* What you are asked to do: Copy only the lines between the one containing "Enumerate this screenshot's" and the end of the records, both included, leaving out pictures.

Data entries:
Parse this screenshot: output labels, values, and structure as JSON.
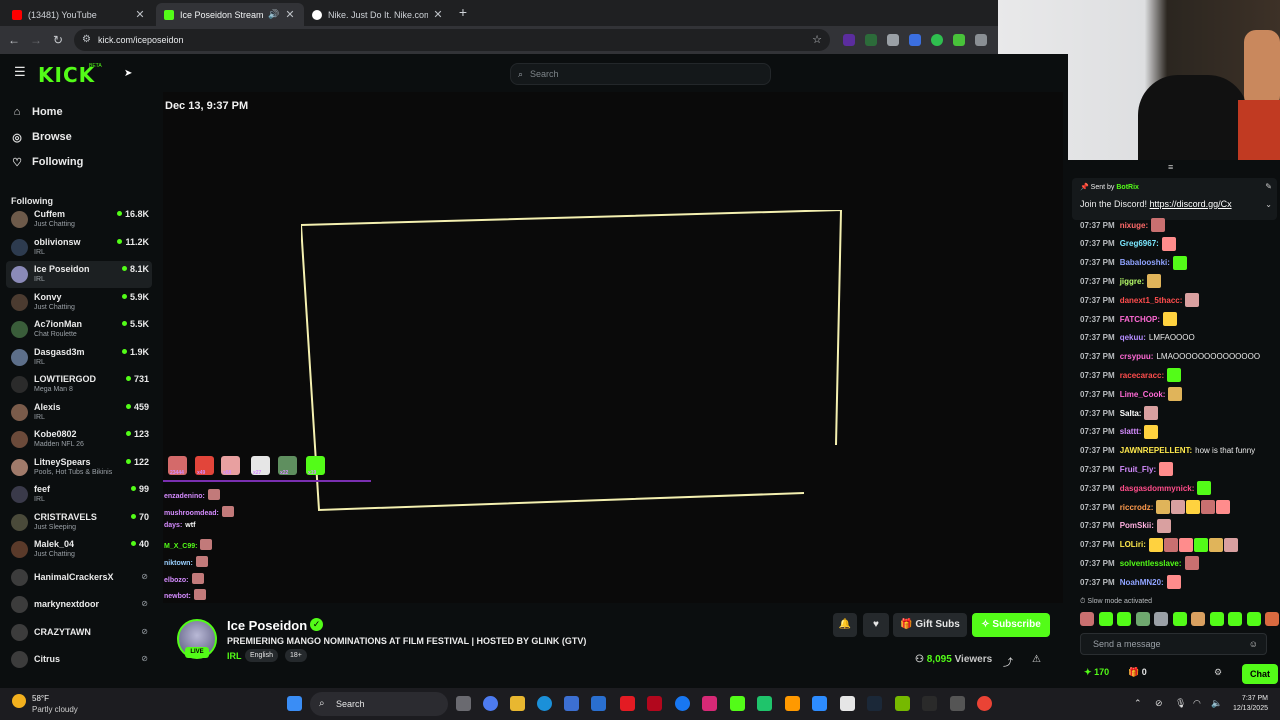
{
  "browser": {
    "tabs": [
      {
        "label": "(13481) YouTube",
        "favicon_color": "#ff0000",
        "active": false
      },
      {
        "label": "Ice Poseidon Stream - Watch...",
        "favicon_color": "#53fc18",
        "active": true
      },
      {
        "label": "Nike. Just Do It. Nike.com",
        "favicon_color": "#ffffff",
        "active": false
      }
    ],
    "url": "kick.com/iceposeidon"
  },
  "kick": {
    "logo": "KICK",
    "logo_badge": "BETA",
    "search_placeholder": "Search",
    "nav": [
      {
        "icon": "home-icon",
        "label": "Home"
      },
      {
        "icon": "browse-icon",
        "label": "Browse"
      },
      {
        "icon": "heart-icon",
        "label": "Following"
      }
    ],
    "following_heading": "Following",
    "channels": [
      {
        "name": "Cuffem",
        "category": "Just Chatting",
        "viewers": "16.8K",
        "live": true,
        "avatar_color": "#6d5a4a"
      },
      {
        "name": "oblivionsw",
        "category": "IRL",
        "viewers": "11.2K",
        "live": true,
        "avatar_color": "#2d3b4f"
      },
      {
        "name": "Ice Poseidon",
        "category": "IRL",
        "viewers": "8.1K",
        "live": true,
        "avatar_color": "#8a8ab8"
      },
      {
        "name": "Konvy",
        "category": "Just Chatting",
        "viewers": "5.9K",
        "live": true,
        "avatar_color": "#4b3b30"
      },
      {
        "name": "Ac7ionMan",
        "category": "Chat Roulette",
        "viewers": "5.5K",
        "live": true,
        "avatar_color": "#3a5d3a"
      },
      {
        "name": "Dasgasd3m",
        "category": "IRL",
        "viewers": "1.9K",
        "live": true,
        "avatar_color": "#5d6f8a"
      },
      {
        "name": "LOWTIERGOD",
        "category": "Mega Man 8",
        "viewers": "731",
        "live": true,
        "avatar_color": "#2b2b2b"
      },
      {
        "name": "Alexis",
        "category": "IRL",
        "viewers": "459",
        "live": true,
        "avatar_color": "#7a5b4a"
      },
      {
        "name": "Kobe0802",
        "category": "Madden NFL 26",
        "viewers": "123",
        "live": true,
        "avatar_color": "#6b4a3a"
      },
      {
        "name": "LitneySpears",
        "category": "Pools, Hot Tubs & Bikinis",
        "viewers": "122",
        "live": true,
        "avatar_color": "#a07a6a"
      },
      {
        "name": "feef",
        "category": "IRL",
        "viewers": "99",
        "live": true,
        "avatar_color": "#3a3a4a"
      },
      {
        "name": "CRISTRAVELS",
        "category": "Just Sleeping",
        "viewers": "70",
        "live": true,
        "avatar_color": "#4a4a3a"
      },
      {
        "name": "Malek_04",
        "category": "Just Chatting",
        "viewers": "40",
        "live": true,
        "avatar_color": "#5a3a2a"
      },
      {
        "name": "HanimalCrackersX",
        "category": "",
        "viewers": "",
        "live": false,
        "avatar_color": "#3c3c3c"
      },
      {
        "name": "markynextdoor",
        "category": "",
        "viewers": "",
        "live": false,
        "avatar_color": "#3c3c3c"
      },
      {
        "name": "CRAZYTAWN",
        "category": "",
        "viewers": "",
        "live": false,
        "avatar_color": "#3c3c3c"
      },
      {
        "name": "Citrus",
        "category": "",
        "viewers": "",
        "live": false,
        "avatar_color": "#3c3c3c"
      }
    ],
    "video": {
      "date": "Dec 13, 9:37 PM",
      "overlay_counts": [
        "23444",
        "x49",
        "x68",
        "x27",
        "x22",
        "x19"
      ],
      "overlay_chat": [
        {
          "user": "enzadenino:",
          "color": "#d58cff"
        },
        {
          "user": "mushroomdead:",
          "color": "#d58cff"
        },
        {
          "user": "days:",
          "text": "wtf",
          "color": "#d58cff"
        },
        {
          "user": "M_X_C99:",
          "color": "#53fc18"
        },
        {
          "user": "niktown:",
          "color": "#9ad0ff"
        },
        {
          "user": "elbozo:",
          "color": "#d58cff"
        },
        {
          "user": "newbot:",
          "color": "#d58cff"
        }
      ]
    },
    "stream": {
      "name": "Ice Poseidon",
      "live_badge": "LIVE",
      "title": "PREMIERING MANGO NOMINATIONS AT FILM FESTIVAL | HOSTED BY GLINK (GTV)",
      "category": "IRL",
      "tags": [
        "English",
        "18+"
      ],
      "gift_subs_label": "Gift Subs",
      "subscribe_label": "Subscribe",
      "viewers": "8,095",
      "viewers_label": "Viewers"
    },
    "chat": {
      "pinned": {
        "sent_by_label": "Sent by",
        "sender": "BotRix",
        "message": "Join the Discord!",
        "link": "https://discord.gg/Cx"
      },
      "messages": [
        {
          "time": "07:37 PM",
          "user": "nixuge:",
          "color": "#ff6a6a",
          "text": "",
          "emotes": 1
        },
        {
          "time": "07:37 PM",
          "user": "Greg6967:",
          "color": "#7ce8ff",
          "text": "",
          "emotes": 1
        },
        {
          "time": "07:37 PM",
          "user": "Babalooshki:",
          "color": "#8fa3ff",
          "text": "",
          "emotes": 1
        },
        {
          "time": "07:37 PM",
          "user": "jiggre:",
          "color": "#b8ff6a",
          "text": "",
          "emotes": 1
        },
        {
          "time": "07:37 PM",
          "user": "danext1_5thacc:",
          "color": "#ff4d4d",
          "text": "",
          "emotes": 1
        },
        {
          "time": "07:37 PM",
          "user": "FATCHOP:",
          "color": "#ff6ad5",
          "text": "",
          "emotes": 1
        },
        {
          "time": "07:37 PM",
          "user": "qekuu:",
          "color": "#b48cff",
          "text": "LMFAOOOO",
          "emotes": 0
        },
        {
          "time": "07:37 PM",
          "user": "crsypuu:",
          "color": "#ff6ad5",
          "text": "LMAOOOOOOOOOOOOOO",
          "emotes": 0
        },
        {
          "time": "07:37 PM",
          "user": "racecaracc:",
          "color": "#ff4d4d",
          "text": "",
          "emotes": 1
        },
        {
          "time": "07:37 PM",
          "user": "Lime_Cook:",
          "color": "#ff6ad5",
          "text": "",
          "emotes": 1
        },
        {
          "time": "07:37 PM",
          "user": "Salta:",
          "color": "#ffffff",
          "text": "",
          "emotes": 1
        },
        {
          "time": "07:37 PM",
          "user": "slattt:",
          "color": "#d58cff",
          "text": "",
          "emotes": 1
        },
        {
          "time": "07:37 PM",
          "user": "JAWNREPELLENT:",
          "color": "#ffe94d",
          "text": "how is that funny",
          "emotes": 0
        },
        {
          "time": "07:37 PM",
          "user": "Fruit_Fly:",
          "color": "#d58cff",
          "text": "",
          "emotes": 1
        },
        {
          "time": "07:37 PM",
          "user": "dasgasdommynick:",
          "color": "#ff4d8a",
          "text": "",
          "emotes": 1
        },
        {
          "time": "07:37 PM",
          "user": "riccrodz:",
          "color": "#ff9b4d",
          "text": "",
          "emotes": 5
        },
        {
          "time": "07:37 PM",
          "user": "PomSkii:",
          "color": "#ffb0e0",
          "text": "",
          "emotes": 1
        },
        {
          "time": "07:37 PM",
          "user": "LOLiri:",
          "color": "#ffe94d",
          "text": "",
          "emotes": 6
        },
        {
          "time": "07:37 PM",
          "user": "solventlesslave:",
          "color": "#53fc18",
          "text": "",
          "emotes": 1
        },
        {
          "time": "07:37 PM",
          "user": "NoahMN20:",
          "color": "#8fa3ff",
          "text": "",
          "emotes": 1
        }
      ],
      "slow_mode": "Slow mode activated",
      "input_placeholder": "Send a message",
      "points": "170",
      "gifts": "0",
      "send_label": "Chat"
    }
  },
  "taskbar": {
    "temperature": "58°F",
    "condition": "Partly cloudy",
    "search_label": "Search",
    "time": "7:37 PM",
    "date": "12/13/2025"
  }
}
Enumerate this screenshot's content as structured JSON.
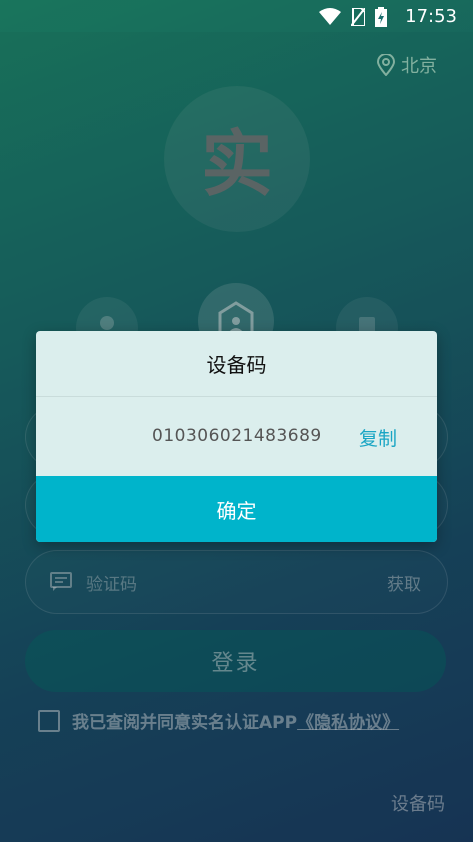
{
  "status_bar": {
    "time": "17:53"
  },
  "header": {
    "location": "北京"
  },
  "logo": {
    "text": "实"
  },
  "form": {
    "code_placeholder": "验证码",
    "get_code": "获取",
    "login": "登录",
    "agreement_prefix": "我已查阅并同意实名认证APP",
    "agreement_link": "《隐私协议》"
  },
  "footer": {
    "device_code": "设备码"
  },
  "dialog": {
    "title": "设备码",
    "code": "010306021483689",
    "copy": "复制",
    "confirm": "确定"
  }
}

* Output of the task:
Enumerate this screenshot's content as structured JSON.
{
  "status_bar": {
    "time": "17:53"
  },
  "header": {
    "location": "北京"
  },
  "logo": {
    "text": "实"
  },
  "form": {
    "code_placeholder": "验证码",
    "get_code": "获取",
    "login": "登录",
    "agreement_prefix": "我已查阅并同意实名认证APP",
    "agreement_link": "《隐私协议》"
  },
  "footer": {
    "device_code": "设备码"
  },
  "dialog": {
    "title": "设备码",
    "code": "010306021483689",
    "copy": "复制",
    "confirm": "确定"
  }
}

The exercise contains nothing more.